[start of Record set]

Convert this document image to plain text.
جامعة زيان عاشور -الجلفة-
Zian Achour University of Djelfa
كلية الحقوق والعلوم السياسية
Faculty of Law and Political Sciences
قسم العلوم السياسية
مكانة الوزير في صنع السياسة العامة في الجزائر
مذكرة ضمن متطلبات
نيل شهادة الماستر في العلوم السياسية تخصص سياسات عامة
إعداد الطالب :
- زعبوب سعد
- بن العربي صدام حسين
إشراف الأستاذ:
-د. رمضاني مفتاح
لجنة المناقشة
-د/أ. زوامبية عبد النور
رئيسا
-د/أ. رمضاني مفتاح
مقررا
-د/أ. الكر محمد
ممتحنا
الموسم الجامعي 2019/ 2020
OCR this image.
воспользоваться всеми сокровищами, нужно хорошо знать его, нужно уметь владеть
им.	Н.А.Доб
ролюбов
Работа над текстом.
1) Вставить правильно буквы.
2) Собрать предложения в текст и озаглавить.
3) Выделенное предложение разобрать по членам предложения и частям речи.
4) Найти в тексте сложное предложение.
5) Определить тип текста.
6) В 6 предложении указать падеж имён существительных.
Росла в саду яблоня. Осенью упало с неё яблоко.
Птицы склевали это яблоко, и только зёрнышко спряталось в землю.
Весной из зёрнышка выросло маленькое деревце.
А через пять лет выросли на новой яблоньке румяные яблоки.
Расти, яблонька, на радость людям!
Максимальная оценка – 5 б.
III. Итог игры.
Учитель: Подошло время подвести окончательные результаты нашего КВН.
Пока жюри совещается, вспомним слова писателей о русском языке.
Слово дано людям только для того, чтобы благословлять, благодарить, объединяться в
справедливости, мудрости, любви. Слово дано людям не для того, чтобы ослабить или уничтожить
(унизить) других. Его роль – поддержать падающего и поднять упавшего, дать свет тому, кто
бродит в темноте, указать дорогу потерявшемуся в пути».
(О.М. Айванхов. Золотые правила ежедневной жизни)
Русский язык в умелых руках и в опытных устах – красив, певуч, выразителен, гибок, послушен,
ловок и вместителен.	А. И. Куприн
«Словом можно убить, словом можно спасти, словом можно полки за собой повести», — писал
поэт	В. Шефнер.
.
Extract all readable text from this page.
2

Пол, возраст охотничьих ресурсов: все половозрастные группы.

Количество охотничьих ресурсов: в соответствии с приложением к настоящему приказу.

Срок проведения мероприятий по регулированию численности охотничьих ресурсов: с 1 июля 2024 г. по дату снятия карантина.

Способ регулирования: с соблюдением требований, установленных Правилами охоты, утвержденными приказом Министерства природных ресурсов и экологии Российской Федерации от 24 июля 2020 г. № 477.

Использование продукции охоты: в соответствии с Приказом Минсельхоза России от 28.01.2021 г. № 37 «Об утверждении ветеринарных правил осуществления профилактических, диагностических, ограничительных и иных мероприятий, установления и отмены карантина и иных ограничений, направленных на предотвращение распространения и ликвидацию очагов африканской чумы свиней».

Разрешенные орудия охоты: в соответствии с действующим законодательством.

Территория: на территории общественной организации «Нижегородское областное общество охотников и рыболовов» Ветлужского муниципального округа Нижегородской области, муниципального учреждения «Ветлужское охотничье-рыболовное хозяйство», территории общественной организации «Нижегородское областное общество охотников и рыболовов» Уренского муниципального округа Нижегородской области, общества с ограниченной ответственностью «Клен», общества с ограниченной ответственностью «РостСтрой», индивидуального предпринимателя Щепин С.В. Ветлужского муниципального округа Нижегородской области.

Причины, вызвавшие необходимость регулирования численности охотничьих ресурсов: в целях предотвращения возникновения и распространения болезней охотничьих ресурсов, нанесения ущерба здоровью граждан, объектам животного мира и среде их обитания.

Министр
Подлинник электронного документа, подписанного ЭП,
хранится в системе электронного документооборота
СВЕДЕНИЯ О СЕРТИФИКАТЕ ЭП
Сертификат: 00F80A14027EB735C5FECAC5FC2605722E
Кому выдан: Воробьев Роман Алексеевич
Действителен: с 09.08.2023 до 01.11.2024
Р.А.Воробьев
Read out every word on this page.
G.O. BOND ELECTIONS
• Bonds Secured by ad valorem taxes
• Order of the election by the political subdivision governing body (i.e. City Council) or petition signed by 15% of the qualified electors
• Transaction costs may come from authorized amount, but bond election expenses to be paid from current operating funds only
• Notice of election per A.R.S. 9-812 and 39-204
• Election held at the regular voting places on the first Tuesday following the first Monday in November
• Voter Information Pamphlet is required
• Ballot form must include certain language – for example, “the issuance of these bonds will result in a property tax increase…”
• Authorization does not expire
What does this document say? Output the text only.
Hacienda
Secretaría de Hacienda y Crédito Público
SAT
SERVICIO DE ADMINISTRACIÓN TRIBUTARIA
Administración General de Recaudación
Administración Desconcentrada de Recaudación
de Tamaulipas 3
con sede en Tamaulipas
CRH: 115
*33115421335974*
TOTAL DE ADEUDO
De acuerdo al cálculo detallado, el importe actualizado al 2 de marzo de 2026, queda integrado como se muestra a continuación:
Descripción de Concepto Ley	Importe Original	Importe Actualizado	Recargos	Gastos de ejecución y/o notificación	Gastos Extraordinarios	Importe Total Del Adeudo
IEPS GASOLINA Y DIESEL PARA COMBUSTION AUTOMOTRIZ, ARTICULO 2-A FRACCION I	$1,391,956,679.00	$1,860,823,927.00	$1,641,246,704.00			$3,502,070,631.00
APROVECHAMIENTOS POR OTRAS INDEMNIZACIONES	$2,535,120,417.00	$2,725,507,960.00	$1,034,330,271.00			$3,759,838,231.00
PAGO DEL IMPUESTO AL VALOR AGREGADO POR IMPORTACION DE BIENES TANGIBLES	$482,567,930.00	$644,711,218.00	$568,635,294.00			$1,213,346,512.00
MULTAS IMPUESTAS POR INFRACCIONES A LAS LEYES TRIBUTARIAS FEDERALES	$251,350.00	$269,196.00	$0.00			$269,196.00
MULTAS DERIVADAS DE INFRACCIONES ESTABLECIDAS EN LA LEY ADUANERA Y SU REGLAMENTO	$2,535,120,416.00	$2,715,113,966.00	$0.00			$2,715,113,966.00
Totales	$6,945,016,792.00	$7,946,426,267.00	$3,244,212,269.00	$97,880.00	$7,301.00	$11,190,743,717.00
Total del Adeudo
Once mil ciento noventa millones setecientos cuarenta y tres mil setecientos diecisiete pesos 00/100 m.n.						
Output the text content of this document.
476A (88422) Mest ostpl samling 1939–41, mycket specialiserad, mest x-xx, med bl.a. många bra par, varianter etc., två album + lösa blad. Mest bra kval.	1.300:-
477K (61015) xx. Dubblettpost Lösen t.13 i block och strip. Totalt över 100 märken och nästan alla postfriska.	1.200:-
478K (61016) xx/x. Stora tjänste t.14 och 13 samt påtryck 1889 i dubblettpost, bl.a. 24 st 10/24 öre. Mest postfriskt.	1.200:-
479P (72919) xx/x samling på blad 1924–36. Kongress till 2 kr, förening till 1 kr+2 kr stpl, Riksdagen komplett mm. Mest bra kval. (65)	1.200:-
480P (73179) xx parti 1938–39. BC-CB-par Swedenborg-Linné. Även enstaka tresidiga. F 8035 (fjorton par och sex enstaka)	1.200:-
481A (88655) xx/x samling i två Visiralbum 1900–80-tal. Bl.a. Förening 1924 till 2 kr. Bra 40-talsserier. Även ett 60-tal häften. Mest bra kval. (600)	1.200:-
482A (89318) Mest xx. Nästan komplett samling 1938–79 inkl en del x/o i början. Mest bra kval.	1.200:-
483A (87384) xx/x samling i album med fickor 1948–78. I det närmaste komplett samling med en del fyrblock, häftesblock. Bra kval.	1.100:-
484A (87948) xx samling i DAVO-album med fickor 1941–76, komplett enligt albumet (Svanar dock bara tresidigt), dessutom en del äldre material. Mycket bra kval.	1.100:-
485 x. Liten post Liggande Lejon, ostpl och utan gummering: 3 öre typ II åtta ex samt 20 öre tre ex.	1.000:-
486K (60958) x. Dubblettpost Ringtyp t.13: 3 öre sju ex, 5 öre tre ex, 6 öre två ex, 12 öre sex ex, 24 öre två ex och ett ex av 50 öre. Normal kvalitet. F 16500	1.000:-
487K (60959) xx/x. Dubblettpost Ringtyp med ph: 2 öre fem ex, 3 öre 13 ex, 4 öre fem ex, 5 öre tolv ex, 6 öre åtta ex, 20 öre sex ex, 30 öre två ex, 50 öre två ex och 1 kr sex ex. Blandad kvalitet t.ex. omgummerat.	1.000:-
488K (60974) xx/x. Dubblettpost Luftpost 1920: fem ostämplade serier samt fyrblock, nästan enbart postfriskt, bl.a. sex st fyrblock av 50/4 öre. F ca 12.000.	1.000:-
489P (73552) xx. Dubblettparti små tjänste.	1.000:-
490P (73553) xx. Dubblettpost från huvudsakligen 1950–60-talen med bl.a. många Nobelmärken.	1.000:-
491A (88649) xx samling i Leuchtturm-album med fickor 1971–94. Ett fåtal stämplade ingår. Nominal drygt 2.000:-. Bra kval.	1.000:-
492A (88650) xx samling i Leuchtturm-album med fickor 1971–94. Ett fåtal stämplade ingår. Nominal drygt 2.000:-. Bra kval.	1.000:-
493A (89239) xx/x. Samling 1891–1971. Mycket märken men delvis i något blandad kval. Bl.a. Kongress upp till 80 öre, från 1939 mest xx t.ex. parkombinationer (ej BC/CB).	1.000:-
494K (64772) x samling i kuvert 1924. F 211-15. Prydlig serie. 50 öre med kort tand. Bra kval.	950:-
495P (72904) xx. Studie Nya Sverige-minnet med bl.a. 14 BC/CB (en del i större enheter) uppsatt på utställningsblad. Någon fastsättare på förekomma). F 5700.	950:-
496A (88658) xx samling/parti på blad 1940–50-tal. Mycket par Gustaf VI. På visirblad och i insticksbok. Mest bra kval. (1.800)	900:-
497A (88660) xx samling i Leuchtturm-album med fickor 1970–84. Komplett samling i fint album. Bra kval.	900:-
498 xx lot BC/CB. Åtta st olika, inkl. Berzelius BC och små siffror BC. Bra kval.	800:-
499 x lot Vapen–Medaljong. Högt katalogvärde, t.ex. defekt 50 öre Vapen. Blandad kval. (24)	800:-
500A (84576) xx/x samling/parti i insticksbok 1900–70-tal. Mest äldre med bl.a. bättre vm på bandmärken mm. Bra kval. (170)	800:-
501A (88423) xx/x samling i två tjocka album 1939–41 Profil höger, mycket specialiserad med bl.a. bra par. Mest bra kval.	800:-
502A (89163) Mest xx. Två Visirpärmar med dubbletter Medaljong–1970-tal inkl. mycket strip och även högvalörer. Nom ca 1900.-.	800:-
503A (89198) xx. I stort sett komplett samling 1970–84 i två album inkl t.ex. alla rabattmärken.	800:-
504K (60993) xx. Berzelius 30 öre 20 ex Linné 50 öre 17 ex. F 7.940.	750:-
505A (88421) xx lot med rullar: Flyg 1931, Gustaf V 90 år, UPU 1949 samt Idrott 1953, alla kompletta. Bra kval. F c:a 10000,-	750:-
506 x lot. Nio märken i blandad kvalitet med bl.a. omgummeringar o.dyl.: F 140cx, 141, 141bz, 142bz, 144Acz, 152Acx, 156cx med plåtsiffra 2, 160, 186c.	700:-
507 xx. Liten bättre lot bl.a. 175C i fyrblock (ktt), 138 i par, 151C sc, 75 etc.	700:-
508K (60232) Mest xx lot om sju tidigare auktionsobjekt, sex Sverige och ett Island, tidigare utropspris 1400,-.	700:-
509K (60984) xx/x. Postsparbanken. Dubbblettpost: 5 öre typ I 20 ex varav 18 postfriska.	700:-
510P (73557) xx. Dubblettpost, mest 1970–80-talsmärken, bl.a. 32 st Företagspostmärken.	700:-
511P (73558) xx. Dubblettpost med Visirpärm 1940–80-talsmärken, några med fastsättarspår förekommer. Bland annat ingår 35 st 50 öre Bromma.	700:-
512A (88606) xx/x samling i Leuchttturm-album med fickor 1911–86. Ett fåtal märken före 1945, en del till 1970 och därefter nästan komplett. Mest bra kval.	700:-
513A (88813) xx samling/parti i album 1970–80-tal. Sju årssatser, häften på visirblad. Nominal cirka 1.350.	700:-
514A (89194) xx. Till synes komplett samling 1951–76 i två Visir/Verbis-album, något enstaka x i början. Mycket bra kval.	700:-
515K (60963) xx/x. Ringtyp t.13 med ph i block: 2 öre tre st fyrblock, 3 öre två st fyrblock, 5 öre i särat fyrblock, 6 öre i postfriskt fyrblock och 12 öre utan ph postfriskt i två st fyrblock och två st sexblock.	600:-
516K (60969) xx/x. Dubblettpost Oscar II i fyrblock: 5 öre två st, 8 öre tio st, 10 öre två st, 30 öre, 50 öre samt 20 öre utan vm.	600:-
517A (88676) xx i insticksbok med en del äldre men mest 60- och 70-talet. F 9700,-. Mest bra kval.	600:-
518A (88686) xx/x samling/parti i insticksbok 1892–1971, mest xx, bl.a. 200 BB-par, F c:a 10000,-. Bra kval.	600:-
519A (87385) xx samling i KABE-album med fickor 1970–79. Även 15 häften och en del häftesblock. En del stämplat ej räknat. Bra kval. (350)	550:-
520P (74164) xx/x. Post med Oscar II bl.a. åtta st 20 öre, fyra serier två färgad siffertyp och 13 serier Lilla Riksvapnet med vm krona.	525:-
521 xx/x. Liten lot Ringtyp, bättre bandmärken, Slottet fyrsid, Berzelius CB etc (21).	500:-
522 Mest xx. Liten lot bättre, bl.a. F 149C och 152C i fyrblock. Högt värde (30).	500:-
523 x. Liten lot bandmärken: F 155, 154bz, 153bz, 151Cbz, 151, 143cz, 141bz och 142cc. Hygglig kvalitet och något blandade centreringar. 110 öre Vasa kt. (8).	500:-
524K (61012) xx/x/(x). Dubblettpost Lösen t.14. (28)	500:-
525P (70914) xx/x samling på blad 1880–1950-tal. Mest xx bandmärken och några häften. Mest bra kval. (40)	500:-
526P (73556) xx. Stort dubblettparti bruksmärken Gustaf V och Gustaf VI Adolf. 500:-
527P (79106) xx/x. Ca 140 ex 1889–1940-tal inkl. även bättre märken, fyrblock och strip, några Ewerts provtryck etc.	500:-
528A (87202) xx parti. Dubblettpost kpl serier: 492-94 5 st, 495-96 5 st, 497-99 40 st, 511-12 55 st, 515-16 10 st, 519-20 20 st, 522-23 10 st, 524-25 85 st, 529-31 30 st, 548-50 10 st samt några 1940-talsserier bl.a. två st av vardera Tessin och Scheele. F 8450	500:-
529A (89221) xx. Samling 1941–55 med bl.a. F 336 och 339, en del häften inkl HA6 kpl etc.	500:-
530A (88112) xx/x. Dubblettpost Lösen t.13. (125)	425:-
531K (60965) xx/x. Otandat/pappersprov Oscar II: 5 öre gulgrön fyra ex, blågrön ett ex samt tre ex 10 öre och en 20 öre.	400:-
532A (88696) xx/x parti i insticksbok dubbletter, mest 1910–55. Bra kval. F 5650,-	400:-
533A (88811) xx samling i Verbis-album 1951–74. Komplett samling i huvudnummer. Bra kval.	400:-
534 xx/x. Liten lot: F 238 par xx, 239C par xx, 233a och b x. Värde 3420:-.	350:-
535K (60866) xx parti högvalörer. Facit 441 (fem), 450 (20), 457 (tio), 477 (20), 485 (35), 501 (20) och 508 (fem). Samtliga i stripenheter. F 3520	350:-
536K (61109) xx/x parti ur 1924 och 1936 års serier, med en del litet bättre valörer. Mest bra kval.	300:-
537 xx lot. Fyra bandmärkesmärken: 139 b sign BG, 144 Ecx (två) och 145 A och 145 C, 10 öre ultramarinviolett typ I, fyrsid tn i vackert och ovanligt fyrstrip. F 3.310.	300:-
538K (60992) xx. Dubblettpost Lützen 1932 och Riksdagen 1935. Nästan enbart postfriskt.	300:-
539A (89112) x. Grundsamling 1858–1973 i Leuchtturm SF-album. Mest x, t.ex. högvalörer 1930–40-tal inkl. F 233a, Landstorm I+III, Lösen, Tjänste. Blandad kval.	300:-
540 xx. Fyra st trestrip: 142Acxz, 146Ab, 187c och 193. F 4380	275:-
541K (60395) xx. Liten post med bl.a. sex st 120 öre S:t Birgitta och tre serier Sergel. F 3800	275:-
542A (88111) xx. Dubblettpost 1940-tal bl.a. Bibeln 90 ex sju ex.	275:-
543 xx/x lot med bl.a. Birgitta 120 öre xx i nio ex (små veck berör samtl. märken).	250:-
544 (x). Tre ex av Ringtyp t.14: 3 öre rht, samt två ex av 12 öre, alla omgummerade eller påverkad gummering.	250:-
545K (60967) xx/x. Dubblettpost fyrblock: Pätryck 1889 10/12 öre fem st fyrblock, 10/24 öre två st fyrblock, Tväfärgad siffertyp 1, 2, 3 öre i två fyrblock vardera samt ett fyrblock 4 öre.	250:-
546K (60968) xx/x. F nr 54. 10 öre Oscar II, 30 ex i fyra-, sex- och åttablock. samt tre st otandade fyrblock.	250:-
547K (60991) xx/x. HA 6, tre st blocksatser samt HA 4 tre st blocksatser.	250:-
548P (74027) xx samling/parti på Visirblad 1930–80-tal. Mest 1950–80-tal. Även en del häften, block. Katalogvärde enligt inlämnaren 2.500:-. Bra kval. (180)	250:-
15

[end of Record set]

* **What you have to do**
Show the lines that mention the word "Oscar".

* **Output**
516K (60969) xx/x. Dubblettpost Oscar II i fyrblock: 5 öre två st, 8 öre tio st, 10 öre två st, 30 öre, 50 öre samt 20 öre utan vm.	600:-
520P (74164) xx/x. Post med Oscar II bl.a. åtta st 20 öre, fyra serier två färgad siffertyp och 13 serier Lilla Riksvapnet med vm krona.	525:-
531K (60965) xx/x. Otandat/pappersprov Oscar II: 5 öre gulgrön fyra ex, blågrön ett ex samt tre ex 10 öre och en 20 öre.	400:-
546K (60968) xx/x. F nr 54. 10 öre Oscar II, 30 ex i fyra-, sex- och åttablock. samt tre st otandade fyrblock.	250:-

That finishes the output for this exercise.